*STATED PROBLEM:* Pull each line holding "Counsel" out of the entries below.

Data entries
* START *

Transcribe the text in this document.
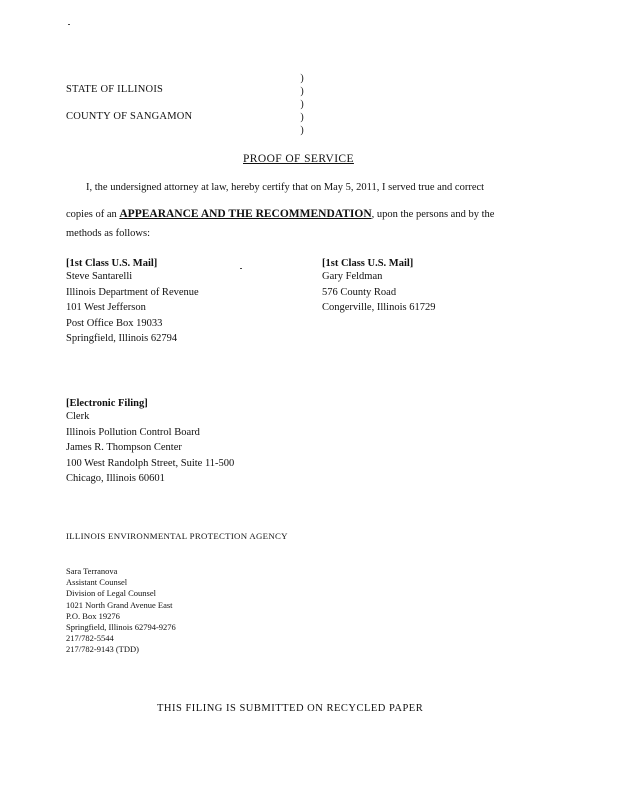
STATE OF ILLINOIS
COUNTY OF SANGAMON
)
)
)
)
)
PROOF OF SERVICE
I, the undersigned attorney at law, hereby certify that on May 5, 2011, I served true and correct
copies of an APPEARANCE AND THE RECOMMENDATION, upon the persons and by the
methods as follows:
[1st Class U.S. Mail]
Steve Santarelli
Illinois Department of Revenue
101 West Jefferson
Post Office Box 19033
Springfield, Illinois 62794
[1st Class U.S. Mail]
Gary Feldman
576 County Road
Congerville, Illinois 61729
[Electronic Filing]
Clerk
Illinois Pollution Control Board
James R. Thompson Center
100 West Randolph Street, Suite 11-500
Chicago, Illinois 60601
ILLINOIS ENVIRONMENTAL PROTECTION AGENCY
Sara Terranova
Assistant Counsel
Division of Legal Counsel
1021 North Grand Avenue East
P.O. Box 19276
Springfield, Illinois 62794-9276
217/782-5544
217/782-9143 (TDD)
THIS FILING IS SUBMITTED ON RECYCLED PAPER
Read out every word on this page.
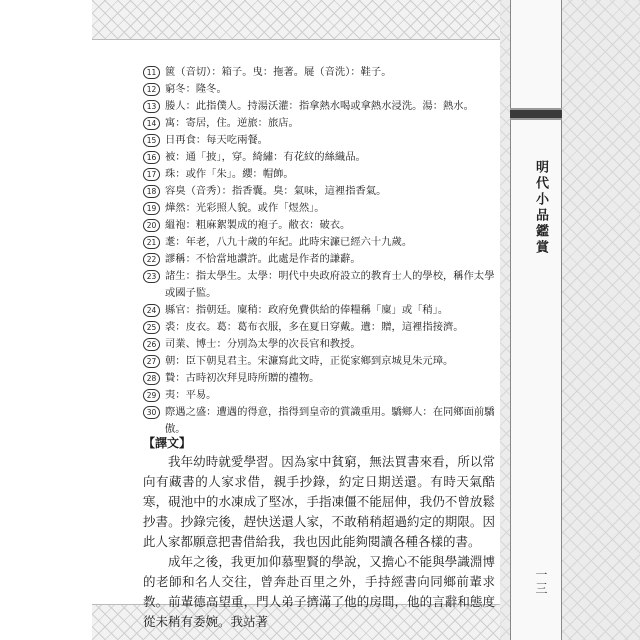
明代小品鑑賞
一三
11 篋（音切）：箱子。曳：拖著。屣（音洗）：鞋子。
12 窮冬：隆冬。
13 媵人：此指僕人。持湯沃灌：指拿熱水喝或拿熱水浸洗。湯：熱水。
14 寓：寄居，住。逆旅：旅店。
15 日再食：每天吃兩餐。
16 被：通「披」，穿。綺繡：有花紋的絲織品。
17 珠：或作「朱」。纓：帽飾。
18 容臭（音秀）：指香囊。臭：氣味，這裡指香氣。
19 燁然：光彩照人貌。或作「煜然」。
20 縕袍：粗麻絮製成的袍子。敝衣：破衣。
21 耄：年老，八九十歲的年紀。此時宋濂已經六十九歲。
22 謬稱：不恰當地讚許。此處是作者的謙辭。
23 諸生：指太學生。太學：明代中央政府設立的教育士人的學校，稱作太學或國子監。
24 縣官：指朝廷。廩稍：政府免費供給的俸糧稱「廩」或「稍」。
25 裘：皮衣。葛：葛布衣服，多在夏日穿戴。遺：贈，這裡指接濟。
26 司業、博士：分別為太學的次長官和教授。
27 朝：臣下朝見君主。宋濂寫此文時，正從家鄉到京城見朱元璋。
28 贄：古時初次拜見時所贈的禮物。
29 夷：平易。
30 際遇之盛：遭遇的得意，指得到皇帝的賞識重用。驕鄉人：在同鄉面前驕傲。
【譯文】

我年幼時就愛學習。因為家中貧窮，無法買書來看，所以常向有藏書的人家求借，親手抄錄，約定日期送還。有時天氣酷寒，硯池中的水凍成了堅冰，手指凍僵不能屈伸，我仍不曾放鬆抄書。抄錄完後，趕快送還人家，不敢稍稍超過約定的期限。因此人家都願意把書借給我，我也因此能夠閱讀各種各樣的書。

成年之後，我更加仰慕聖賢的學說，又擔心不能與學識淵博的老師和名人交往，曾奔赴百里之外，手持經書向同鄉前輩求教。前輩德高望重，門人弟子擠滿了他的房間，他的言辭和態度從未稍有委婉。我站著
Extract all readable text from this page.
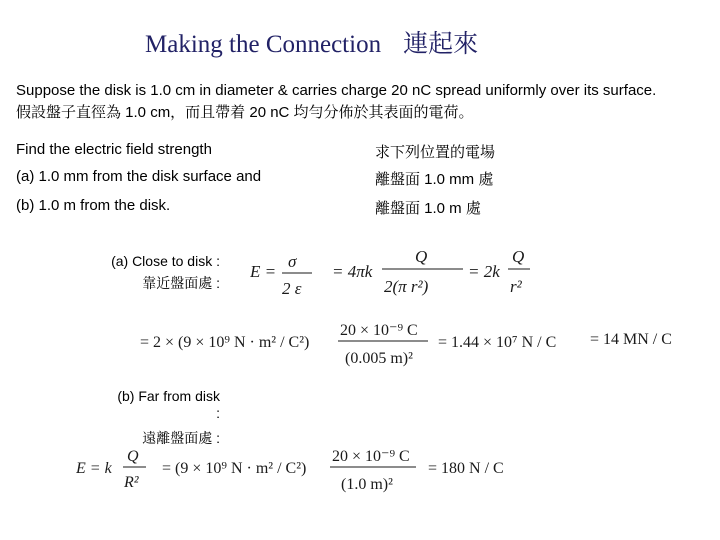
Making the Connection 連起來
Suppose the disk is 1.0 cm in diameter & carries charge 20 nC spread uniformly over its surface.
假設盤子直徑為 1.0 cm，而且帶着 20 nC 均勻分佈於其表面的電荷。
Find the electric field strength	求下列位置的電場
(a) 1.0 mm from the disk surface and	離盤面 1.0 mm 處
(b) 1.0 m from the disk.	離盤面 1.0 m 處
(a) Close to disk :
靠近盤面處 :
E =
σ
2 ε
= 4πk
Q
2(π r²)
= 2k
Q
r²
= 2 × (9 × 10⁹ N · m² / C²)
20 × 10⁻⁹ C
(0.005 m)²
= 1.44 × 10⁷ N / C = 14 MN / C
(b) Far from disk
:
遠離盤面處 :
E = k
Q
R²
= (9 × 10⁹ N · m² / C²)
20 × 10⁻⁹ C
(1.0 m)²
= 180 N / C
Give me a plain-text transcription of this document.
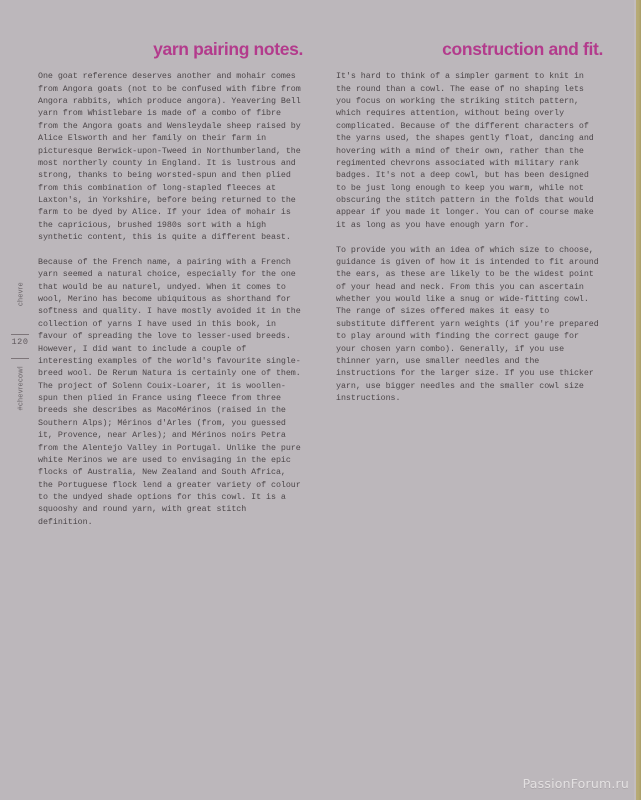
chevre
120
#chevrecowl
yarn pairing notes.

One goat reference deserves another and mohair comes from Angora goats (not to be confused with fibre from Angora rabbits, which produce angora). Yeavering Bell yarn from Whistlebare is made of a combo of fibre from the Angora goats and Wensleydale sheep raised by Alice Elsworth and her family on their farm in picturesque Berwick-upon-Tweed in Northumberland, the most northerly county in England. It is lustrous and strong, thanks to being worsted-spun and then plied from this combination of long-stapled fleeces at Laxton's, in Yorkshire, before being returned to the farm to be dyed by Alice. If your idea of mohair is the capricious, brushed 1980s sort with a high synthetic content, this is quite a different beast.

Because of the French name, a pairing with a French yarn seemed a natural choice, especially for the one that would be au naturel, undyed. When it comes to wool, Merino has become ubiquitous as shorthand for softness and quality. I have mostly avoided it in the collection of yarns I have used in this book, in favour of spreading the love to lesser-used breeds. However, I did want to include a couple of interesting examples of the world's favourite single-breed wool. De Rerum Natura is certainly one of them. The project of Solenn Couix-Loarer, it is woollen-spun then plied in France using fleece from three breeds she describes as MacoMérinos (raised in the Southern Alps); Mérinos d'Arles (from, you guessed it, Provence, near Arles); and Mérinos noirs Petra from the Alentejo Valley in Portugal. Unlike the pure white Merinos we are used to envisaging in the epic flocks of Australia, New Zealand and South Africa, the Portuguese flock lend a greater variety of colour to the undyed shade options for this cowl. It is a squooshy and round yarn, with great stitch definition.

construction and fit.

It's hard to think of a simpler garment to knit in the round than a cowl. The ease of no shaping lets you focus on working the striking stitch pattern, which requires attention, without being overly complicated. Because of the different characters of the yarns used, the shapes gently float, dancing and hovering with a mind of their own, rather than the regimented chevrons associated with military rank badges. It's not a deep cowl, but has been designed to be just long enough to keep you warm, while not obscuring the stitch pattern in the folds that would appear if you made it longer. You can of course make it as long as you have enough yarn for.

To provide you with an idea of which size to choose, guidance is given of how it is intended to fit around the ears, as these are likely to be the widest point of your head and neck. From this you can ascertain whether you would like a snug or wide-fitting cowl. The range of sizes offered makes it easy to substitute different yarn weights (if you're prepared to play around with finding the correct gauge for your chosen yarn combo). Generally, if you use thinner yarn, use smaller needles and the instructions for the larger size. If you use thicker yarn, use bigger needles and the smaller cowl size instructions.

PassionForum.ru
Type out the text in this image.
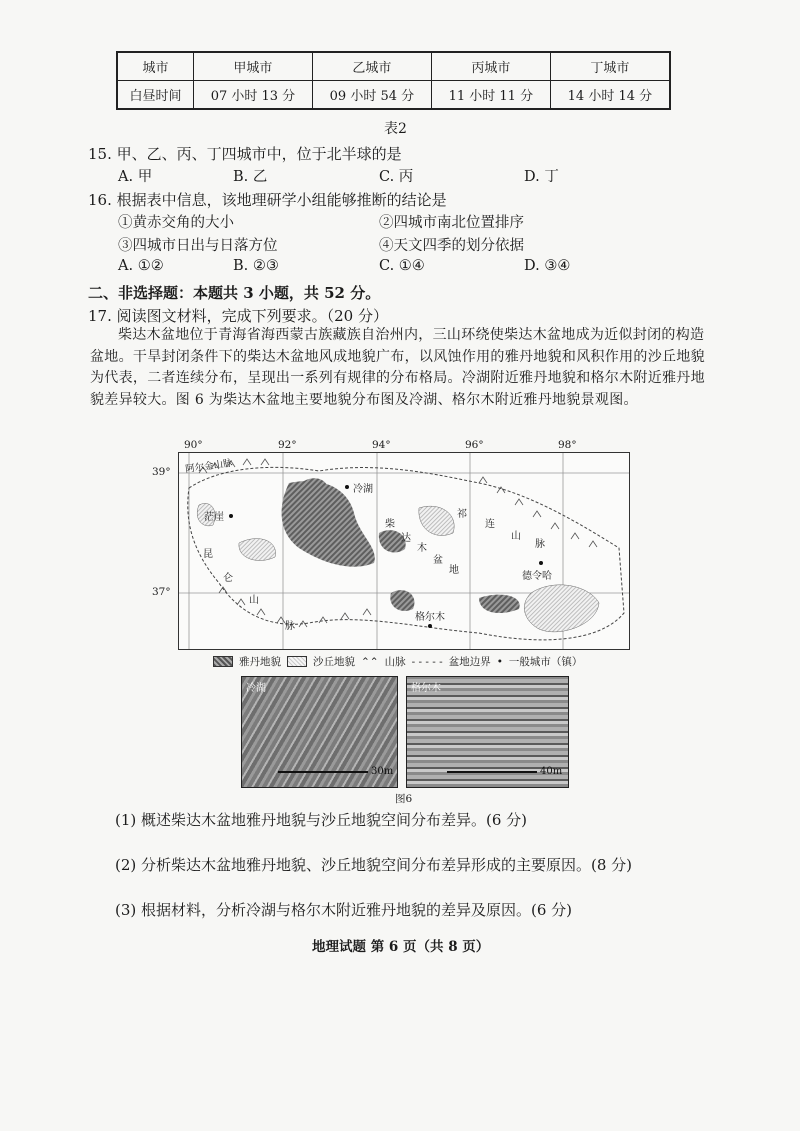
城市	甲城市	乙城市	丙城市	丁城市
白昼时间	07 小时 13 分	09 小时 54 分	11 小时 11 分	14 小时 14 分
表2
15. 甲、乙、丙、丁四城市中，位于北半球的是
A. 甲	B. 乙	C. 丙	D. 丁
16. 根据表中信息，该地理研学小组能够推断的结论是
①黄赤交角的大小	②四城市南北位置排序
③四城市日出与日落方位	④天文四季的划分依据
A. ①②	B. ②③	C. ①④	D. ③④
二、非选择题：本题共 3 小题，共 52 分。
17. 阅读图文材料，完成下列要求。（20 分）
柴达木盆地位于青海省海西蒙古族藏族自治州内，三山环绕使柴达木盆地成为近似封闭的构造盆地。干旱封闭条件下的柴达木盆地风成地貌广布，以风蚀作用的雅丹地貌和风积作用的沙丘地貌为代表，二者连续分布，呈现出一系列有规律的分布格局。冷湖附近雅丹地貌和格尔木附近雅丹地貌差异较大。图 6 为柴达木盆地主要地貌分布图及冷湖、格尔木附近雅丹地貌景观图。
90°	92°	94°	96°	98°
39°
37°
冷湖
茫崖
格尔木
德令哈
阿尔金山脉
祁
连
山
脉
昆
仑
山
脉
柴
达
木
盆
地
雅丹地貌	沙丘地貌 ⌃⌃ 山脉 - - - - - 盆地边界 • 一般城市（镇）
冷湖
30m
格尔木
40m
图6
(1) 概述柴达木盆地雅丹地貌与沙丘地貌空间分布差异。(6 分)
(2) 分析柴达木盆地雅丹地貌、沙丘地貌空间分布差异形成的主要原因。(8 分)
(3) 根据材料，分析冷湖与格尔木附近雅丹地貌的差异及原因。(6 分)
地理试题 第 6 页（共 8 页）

* END *

*OUTPUT BELOW:*
Assistant Counsel
Division of Legal Counsel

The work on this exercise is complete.